Problem to solve = Pick every line with "sampling" from the material below.

** begin Material to process **

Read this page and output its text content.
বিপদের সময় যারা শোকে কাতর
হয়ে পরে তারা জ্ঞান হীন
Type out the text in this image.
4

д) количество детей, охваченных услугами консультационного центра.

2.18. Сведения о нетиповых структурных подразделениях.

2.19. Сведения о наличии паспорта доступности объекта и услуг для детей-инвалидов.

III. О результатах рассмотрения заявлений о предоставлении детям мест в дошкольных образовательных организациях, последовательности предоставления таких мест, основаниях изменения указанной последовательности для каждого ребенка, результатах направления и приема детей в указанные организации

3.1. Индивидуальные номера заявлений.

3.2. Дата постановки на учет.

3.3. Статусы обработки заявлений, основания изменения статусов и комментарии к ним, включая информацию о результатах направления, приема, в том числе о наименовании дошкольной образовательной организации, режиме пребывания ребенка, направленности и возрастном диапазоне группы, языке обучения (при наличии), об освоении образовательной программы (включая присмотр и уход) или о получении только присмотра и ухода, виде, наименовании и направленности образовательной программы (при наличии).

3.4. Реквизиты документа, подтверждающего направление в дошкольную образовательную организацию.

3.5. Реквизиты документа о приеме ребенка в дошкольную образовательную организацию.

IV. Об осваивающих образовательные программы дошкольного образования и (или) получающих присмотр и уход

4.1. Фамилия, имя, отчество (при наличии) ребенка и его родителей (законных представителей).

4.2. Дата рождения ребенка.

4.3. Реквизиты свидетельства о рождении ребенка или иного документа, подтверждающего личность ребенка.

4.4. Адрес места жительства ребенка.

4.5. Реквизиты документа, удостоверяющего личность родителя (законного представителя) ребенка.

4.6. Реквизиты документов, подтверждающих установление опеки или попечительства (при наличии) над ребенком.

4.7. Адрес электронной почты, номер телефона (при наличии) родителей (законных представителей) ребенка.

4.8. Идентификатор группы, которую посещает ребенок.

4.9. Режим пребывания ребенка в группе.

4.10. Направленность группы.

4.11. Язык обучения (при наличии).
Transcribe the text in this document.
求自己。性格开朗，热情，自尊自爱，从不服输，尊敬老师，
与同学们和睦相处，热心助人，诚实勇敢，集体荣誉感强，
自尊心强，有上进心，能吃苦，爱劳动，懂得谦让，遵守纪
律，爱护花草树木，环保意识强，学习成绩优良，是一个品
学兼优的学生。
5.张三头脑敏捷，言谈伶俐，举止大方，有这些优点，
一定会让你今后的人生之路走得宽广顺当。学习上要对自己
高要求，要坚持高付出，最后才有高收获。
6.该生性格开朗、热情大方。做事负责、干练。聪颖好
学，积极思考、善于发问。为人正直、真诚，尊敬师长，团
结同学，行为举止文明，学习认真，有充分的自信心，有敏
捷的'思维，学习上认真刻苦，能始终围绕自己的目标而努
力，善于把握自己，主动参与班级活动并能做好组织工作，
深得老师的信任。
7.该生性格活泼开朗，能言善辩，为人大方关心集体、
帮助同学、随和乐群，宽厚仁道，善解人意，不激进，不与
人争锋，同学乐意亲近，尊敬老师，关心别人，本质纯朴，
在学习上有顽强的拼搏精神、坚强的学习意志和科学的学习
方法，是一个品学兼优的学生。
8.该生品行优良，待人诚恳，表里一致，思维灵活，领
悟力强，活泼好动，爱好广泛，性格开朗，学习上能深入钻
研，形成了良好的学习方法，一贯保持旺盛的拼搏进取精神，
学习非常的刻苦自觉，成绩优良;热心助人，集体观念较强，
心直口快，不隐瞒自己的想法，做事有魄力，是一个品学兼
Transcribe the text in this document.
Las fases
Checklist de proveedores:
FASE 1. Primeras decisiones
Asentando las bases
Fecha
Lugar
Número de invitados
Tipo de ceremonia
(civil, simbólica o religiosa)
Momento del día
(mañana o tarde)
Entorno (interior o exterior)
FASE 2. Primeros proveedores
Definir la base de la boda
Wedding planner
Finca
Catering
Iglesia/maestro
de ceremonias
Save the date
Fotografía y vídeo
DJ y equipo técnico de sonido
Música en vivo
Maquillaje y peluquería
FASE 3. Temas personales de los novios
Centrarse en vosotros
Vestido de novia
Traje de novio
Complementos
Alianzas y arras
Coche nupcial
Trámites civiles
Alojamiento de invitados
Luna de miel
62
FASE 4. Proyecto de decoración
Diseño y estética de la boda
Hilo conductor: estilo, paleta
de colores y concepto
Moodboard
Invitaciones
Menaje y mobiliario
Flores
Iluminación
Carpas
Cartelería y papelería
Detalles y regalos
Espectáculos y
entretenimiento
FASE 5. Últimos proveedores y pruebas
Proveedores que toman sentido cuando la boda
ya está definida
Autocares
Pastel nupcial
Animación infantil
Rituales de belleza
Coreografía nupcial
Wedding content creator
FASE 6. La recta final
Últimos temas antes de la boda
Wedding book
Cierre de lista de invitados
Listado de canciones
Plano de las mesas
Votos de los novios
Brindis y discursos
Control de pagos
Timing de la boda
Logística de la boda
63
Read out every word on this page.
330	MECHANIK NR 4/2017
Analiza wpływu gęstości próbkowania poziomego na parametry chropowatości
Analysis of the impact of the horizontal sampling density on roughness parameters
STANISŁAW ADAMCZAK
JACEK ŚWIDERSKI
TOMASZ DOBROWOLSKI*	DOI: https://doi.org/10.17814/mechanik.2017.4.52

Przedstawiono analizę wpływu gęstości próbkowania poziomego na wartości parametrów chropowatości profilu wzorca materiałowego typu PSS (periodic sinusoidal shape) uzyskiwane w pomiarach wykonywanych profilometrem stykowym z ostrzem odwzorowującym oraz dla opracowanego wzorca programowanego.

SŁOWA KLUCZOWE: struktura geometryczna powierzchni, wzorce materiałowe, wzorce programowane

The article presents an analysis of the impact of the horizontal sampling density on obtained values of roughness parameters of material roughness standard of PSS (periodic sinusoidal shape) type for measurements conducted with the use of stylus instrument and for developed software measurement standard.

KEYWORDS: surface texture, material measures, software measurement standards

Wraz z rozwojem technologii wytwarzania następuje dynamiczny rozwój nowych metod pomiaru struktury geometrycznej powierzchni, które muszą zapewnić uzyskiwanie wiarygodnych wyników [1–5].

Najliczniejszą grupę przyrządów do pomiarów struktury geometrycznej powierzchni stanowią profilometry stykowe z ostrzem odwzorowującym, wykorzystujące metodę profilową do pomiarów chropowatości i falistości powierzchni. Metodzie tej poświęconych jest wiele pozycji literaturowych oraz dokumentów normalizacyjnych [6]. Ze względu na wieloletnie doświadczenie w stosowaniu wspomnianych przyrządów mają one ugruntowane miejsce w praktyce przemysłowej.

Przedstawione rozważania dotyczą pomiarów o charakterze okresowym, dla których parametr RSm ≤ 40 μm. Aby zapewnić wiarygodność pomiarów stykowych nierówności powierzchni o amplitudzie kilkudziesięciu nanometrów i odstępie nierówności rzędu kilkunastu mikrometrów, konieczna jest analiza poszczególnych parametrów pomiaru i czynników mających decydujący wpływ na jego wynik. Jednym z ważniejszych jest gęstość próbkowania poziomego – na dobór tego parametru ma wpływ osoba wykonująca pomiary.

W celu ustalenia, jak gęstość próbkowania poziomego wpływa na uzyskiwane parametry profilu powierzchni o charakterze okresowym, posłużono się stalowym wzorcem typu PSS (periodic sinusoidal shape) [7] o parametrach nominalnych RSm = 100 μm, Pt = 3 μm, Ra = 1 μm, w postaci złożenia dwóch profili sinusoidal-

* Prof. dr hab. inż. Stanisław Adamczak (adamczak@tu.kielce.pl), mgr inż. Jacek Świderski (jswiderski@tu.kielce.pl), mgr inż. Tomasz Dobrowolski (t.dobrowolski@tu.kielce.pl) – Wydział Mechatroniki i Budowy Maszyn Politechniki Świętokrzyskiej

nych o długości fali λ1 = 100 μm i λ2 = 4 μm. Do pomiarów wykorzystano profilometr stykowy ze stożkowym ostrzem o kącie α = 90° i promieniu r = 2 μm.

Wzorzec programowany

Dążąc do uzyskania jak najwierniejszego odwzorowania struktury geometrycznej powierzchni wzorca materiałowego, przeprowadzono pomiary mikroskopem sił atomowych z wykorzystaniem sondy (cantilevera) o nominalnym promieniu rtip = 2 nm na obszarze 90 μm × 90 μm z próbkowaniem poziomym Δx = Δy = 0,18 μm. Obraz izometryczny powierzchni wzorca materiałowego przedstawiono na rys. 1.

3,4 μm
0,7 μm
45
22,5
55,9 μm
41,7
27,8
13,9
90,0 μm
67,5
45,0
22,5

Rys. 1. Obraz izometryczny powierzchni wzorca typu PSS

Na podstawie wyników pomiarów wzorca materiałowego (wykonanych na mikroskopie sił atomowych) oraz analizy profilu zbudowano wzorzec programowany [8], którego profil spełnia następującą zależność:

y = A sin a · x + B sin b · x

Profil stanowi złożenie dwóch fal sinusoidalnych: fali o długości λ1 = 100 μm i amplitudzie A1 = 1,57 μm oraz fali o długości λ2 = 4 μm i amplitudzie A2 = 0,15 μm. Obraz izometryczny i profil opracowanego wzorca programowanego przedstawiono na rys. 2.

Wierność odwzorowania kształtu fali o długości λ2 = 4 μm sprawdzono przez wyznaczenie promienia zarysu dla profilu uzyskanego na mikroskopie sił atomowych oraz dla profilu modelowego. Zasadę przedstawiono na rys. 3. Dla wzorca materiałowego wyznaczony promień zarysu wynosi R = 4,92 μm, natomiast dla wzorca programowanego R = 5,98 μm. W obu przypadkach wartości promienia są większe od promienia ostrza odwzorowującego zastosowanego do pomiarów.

** end Material to process **

Solution for this problem =
Analysis of the impact of the horizontal sampling density on roughness parameters
The article presents an analysis of the impact of the horizontal sampling density on obtained values of roughness parameters of material roughness standard of PSS (periodic sinusoidal shape) type for measurements conducted with the use of stylus instrument and for developed software measurement standard.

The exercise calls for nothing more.